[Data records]
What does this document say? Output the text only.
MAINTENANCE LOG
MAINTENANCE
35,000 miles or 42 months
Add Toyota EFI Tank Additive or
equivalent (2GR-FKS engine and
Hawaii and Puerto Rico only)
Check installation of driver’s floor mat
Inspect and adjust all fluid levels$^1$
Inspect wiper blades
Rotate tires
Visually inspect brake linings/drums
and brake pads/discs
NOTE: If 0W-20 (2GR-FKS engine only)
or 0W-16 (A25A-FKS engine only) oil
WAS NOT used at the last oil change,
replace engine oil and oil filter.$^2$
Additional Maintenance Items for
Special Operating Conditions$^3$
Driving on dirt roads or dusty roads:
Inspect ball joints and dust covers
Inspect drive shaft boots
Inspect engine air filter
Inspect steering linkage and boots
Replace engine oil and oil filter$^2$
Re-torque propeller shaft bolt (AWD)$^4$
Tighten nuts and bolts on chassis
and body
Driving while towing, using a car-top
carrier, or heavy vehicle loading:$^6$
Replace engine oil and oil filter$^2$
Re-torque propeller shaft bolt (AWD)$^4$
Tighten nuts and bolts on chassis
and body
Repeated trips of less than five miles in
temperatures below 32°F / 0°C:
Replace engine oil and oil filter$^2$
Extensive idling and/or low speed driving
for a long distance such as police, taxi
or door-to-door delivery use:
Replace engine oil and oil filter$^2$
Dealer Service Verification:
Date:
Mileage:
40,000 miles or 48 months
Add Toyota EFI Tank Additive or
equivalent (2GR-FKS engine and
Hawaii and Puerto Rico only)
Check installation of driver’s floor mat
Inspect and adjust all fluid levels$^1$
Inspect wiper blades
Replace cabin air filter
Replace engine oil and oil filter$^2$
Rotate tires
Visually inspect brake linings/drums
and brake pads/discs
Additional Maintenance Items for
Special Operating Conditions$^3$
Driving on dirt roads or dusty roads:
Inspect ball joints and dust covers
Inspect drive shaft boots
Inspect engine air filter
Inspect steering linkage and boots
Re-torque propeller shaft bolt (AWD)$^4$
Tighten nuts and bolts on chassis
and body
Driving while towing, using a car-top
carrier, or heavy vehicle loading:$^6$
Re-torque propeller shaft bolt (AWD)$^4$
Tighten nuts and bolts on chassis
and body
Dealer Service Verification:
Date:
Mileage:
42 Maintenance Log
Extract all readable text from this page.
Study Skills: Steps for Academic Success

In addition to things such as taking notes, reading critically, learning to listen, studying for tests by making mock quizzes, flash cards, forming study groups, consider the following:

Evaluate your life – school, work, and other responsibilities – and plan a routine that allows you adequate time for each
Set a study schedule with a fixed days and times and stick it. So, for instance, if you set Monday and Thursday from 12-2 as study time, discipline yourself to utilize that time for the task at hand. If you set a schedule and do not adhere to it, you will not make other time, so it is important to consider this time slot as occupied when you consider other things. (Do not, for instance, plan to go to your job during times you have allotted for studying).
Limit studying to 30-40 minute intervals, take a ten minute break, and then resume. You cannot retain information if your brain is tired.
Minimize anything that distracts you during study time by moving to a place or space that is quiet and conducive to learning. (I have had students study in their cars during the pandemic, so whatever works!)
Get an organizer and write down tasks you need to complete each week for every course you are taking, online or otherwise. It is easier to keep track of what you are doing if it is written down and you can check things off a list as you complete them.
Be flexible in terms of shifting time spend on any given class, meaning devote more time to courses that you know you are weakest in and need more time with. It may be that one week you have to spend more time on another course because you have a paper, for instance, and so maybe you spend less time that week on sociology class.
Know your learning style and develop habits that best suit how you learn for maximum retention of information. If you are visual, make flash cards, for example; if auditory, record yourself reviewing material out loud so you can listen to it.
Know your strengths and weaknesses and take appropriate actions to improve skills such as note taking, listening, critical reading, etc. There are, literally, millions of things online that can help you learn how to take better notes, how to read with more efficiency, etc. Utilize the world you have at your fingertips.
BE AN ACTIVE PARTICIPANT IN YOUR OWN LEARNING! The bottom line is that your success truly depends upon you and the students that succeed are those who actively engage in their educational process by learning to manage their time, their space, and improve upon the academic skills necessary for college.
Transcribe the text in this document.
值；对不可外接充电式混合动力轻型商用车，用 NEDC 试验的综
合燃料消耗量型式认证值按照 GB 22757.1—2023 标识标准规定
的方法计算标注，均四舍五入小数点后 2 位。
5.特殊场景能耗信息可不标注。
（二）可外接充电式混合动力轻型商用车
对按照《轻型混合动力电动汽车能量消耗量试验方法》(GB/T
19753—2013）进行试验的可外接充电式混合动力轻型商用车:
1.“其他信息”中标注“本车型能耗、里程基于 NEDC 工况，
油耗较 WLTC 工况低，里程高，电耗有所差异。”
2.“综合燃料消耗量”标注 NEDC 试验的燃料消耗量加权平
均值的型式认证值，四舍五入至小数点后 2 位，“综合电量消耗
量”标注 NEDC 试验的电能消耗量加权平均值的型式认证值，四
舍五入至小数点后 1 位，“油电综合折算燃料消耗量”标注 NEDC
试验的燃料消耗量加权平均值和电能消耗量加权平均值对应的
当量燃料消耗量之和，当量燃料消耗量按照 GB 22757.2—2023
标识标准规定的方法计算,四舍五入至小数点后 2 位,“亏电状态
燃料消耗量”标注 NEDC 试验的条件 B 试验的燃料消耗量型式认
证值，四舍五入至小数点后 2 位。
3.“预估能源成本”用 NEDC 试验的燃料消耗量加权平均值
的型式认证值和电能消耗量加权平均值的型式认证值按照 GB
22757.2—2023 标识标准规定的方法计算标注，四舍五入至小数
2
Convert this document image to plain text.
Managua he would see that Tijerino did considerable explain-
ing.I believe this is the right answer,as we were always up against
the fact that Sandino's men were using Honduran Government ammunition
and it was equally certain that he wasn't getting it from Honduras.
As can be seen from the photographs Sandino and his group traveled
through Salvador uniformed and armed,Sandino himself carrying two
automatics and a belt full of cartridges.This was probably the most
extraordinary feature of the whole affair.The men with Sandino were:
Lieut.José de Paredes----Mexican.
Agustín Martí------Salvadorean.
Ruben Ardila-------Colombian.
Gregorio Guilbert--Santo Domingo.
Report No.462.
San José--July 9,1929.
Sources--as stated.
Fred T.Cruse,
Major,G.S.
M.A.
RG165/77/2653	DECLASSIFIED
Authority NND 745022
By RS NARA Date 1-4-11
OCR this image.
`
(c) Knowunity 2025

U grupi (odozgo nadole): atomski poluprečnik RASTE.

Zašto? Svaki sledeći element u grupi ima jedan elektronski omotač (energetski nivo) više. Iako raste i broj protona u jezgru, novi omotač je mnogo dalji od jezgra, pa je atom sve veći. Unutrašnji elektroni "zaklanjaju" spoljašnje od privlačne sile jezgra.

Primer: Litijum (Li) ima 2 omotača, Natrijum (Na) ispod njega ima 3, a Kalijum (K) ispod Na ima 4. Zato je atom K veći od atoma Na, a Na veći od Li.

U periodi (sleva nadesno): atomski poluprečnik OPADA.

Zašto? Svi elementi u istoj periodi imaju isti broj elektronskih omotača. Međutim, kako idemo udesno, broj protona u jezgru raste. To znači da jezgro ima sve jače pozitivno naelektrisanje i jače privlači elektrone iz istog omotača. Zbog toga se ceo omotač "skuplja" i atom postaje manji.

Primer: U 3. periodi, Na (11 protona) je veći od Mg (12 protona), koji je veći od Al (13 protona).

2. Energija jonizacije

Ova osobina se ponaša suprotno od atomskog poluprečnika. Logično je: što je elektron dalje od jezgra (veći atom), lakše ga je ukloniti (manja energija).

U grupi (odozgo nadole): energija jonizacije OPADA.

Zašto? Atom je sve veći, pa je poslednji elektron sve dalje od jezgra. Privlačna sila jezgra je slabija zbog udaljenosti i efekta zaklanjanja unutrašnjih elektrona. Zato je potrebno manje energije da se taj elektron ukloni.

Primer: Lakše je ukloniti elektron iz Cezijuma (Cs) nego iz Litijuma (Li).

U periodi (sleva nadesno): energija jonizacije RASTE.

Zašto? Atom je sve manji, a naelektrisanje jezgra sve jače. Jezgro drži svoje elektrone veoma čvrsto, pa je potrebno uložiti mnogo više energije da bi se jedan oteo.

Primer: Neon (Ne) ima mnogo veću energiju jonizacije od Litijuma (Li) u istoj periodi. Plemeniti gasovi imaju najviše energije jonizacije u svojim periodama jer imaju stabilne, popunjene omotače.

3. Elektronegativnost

→ Objective
Copy each line of the preceding data that contains the string "energije".

→ Task answer
Zašto? Atom je sve veći, pa je poslednji elektron sve dalje od jezgra. Privlačna sila jezgra je slabija zbog udaljenosti i efekta zaklanjanja unutrašnjih elektrona. Zato je potrebno manje energije da se taj elektron ukloni.
Zašto? Atom je sve manji, a naelektrisanje jezgra sve jače. Jezgro drži svoje elektrone veoma čvrsto, pa je potrebno uložiti mnogo više energije da bi se jedan oteo.
Primer: Neon (Ne) ima mnogo veću energiju jonizacije od Litijuma (Li) u istoj periodi. Plemeniti gasovi imaju najviše energije jonizacije u svojim periodama jer imaju stabilne, popunjene omotače.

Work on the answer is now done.